Objective = Render the stretch of material from its start through the line that contains "table-cell: 25 [1270,654,1518,731]" as a numbered list, leaving out any blank lines.

[Record list start]

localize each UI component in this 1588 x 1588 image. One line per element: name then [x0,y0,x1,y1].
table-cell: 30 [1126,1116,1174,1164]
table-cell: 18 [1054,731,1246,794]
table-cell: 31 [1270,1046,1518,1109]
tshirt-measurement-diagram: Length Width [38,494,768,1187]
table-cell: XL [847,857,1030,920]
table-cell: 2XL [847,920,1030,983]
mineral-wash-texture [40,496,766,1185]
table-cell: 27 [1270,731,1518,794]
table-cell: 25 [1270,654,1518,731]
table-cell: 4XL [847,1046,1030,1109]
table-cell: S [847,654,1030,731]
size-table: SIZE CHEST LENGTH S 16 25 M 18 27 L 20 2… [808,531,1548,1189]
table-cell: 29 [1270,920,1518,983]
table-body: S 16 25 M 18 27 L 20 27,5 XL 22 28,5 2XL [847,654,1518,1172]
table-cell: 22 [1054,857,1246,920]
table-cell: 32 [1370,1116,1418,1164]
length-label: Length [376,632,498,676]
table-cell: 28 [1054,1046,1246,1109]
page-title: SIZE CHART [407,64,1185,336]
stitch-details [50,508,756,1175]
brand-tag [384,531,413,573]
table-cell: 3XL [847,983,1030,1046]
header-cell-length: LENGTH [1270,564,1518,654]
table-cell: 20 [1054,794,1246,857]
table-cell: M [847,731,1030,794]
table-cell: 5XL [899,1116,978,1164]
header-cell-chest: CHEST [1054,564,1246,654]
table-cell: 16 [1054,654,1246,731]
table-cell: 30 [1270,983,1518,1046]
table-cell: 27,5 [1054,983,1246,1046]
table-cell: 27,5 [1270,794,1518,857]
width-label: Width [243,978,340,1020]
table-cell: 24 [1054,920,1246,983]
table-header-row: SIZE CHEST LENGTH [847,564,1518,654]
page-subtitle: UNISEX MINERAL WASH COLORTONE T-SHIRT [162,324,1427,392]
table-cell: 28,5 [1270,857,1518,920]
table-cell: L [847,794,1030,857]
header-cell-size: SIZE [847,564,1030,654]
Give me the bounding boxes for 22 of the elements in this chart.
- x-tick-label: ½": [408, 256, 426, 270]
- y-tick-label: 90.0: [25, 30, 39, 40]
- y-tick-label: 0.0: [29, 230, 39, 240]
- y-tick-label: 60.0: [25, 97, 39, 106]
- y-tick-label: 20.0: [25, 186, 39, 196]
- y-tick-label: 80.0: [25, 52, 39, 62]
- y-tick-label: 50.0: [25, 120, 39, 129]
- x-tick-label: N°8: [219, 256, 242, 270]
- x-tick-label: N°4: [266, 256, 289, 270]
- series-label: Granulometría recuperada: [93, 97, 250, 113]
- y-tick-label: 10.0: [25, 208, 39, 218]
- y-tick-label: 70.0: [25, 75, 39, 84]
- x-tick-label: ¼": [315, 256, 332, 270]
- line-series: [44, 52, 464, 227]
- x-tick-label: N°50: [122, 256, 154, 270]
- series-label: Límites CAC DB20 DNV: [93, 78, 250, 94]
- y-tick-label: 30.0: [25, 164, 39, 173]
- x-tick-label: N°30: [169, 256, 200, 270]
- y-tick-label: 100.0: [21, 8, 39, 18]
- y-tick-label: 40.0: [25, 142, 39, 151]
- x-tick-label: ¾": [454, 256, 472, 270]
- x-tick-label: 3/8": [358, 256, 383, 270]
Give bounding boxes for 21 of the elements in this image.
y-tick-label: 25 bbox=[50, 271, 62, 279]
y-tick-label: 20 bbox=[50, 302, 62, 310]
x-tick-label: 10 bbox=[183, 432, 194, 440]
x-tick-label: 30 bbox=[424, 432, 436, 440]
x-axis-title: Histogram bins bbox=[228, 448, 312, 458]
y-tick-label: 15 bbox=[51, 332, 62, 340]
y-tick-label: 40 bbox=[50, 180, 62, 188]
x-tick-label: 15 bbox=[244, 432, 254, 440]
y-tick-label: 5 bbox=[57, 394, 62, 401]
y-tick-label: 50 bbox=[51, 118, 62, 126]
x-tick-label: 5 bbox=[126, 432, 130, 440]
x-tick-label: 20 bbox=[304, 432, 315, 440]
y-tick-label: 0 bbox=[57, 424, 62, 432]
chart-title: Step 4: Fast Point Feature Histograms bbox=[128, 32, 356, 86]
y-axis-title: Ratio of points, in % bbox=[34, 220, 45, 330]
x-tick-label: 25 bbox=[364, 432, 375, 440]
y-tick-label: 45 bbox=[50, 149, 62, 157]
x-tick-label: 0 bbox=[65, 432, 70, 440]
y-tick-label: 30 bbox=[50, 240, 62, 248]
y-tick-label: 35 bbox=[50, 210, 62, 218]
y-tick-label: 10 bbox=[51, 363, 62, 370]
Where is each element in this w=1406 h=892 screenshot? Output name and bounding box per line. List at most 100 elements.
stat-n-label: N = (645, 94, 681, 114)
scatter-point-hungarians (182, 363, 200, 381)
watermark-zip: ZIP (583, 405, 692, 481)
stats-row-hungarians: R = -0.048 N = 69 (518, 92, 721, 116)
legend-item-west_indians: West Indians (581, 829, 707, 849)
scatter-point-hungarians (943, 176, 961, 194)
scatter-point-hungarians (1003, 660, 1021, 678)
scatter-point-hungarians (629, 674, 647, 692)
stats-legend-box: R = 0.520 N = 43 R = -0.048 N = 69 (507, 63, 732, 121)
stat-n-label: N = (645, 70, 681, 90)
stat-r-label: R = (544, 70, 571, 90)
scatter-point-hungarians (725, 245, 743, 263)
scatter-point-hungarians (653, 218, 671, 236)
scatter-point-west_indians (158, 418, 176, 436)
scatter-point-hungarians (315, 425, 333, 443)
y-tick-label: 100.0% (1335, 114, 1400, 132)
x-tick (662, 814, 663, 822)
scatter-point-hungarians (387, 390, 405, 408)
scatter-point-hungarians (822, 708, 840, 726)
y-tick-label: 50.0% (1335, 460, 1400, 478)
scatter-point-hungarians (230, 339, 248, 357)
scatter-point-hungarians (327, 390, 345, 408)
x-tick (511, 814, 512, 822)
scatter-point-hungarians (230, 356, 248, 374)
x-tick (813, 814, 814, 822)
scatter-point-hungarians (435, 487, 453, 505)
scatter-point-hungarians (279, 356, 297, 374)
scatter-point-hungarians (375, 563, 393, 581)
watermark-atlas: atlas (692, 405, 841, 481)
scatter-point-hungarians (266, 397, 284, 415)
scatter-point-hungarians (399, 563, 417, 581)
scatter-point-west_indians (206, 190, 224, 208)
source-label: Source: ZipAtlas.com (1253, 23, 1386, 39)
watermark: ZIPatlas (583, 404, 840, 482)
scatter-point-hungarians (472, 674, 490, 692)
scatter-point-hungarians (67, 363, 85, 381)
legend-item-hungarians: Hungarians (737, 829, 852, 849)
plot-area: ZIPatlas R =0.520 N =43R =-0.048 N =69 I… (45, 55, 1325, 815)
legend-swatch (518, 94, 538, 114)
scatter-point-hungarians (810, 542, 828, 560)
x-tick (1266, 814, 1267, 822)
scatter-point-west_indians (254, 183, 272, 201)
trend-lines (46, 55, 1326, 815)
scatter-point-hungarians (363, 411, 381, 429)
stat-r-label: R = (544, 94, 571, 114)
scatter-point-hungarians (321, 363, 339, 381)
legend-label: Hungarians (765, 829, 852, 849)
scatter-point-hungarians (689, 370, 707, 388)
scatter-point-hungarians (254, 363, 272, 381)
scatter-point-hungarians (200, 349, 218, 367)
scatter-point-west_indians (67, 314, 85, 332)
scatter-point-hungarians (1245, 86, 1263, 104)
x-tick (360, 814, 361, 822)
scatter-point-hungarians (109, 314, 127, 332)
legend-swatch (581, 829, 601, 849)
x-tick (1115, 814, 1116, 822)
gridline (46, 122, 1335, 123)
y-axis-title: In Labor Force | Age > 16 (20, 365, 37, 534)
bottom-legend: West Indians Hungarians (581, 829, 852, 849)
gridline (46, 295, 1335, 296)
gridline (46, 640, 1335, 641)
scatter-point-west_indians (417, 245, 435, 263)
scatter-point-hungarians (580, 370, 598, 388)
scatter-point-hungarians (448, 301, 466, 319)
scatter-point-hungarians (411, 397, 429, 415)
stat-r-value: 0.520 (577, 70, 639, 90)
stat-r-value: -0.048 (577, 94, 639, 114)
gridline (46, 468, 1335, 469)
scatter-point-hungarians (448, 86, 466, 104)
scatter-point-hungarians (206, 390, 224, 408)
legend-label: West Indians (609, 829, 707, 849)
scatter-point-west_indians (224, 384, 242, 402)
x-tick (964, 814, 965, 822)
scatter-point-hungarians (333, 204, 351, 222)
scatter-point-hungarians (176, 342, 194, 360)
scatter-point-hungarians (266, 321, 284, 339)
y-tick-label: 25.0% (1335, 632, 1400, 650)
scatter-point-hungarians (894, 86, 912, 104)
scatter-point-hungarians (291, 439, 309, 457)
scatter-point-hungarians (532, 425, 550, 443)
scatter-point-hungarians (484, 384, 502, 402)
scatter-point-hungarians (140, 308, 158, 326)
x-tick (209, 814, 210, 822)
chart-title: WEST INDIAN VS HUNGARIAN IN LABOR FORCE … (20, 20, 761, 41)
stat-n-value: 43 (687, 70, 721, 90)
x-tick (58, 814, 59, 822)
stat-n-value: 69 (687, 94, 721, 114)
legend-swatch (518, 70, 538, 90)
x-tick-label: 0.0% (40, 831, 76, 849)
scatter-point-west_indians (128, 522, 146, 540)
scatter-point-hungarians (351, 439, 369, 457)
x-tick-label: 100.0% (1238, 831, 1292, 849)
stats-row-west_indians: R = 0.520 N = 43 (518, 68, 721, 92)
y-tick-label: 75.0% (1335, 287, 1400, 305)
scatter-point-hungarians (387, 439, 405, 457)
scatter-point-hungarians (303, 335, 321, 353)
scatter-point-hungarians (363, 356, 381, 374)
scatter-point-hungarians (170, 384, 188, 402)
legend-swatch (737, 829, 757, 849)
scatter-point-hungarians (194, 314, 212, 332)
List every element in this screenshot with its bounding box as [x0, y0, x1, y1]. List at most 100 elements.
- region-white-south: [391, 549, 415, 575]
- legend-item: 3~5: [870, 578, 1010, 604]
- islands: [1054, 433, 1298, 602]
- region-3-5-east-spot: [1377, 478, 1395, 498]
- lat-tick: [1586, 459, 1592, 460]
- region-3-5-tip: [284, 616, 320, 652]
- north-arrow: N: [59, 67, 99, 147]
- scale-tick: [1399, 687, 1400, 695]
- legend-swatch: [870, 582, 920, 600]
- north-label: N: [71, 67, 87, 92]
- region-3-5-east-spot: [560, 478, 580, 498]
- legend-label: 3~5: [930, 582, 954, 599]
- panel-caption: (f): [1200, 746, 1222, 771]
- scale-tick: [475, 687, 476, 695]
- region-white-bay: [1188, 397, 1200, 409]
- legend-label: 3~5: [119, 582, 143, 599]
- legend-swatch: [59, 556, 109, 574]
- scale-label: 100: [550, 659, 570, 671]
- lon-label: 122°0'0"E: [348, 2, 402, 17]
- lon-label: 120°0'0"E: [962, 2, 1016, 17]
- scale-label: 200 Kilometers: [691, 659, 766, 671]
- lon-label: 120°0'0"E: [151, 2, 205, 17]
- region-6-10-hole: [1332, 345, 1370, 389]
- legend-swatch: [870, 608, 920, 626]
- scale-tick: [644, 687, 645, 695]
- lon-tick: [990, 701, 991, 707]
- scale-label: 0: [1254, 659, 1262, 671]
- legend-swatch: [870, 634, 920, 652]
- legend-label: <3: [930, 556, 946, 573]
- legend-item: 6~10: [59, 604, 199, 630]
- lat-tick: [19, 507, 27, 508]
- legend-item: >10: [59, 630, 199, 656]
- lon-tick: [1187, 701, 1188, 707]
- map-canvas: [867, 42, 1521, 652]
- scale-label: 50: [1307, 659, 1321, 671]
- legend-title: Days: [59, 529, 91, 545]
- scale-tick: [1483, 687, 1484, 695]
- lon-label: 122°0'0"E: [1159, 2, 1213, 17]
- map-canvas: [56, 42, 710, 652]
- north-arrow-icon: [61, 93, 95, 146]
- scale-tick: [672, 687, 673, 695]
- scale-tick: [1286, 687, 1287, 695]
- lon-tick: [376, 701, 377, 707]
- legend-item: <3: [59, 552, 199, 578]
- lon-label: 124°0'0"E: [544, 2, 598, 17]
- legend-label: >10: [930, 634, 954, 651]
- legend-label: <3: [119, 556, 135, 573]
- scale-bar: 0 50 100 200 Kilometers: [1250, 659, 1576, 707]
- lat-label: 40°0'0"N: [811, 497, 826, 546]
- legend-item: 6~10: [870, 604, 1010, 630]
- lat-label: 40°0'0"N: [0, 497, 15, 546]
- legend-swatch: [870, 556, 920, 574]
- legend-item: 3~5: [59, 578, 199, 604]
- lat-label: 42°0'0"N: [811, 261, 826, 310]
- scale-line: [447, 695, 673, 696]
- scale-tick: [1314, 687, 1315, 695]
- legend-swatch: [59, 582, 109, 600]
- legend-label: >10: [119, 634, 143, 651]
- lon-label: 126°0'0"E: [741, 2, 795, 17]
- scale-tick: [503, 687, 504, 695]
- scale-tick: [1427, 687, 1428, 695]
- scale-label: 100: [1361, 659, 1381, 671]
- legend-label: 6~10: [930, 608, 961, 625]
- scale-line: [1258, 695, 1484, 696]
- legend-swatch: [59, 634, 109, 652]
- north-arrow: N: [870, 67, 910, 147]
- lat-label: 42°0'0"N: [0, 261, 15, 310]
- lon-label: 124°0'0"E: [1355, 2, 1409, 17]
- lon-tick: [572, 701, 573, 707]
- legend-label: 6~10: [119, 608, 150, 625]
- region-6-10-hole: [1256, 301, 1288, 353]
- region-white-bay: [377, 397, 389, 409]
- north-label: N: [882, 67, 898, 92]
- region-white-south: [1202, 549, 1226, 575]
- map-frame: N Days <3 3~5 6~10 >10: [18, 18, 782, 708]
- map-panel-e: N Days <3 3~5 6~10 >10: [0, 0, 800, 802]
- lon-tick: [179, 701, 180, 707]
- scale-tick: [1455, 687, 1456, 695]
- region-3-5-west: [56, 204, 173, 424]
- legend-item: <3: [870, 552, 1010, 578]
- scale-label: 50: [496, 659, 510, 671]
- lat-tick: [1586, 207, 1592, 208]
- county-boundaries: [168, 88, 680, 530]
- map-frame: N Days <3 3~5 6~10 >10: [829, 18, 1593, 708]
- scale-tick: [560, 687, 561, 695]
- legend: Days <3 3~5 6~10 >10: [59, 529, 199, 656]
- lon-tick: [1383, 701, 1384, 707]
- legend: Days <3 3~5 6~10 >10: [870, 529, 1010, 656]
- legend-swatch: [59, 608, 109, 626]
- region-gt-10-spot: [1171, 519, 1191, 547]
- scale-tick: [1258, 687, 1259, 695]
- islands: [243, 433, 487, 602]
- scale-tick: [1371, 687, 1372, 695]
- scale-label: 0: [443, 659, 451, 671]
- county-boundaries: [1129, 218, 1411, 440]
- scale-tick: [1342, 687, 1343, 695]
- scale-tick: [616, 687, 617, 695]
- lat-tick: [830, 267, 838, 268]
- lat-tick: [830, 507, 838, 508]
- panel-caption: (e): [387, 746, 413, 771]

[Record list end]

Reply =
1. localize each UI component in this 1588 x 1588 image. One line per element: name then [x0,y0,x1,y1].
2. table-cell: 30 [1126,1116,1174,1164]
3. table-cell: 18 [1054,731,1246,794]
4. table-cell: 31 [1270,1046,1518,1109]
5. tshirt-measurement-diagram: Length Width [38,494,768,1187]
6. table-cell: XL [847,857,1030,920]
7. table-cell: 2XL [847,920,1030,983]
8. mineral-wash-texture [40,496,766,1185]
9. table-cell: 27 [1270,731,1518,794]
10. table-cell: 25 [1270,654,1518,731]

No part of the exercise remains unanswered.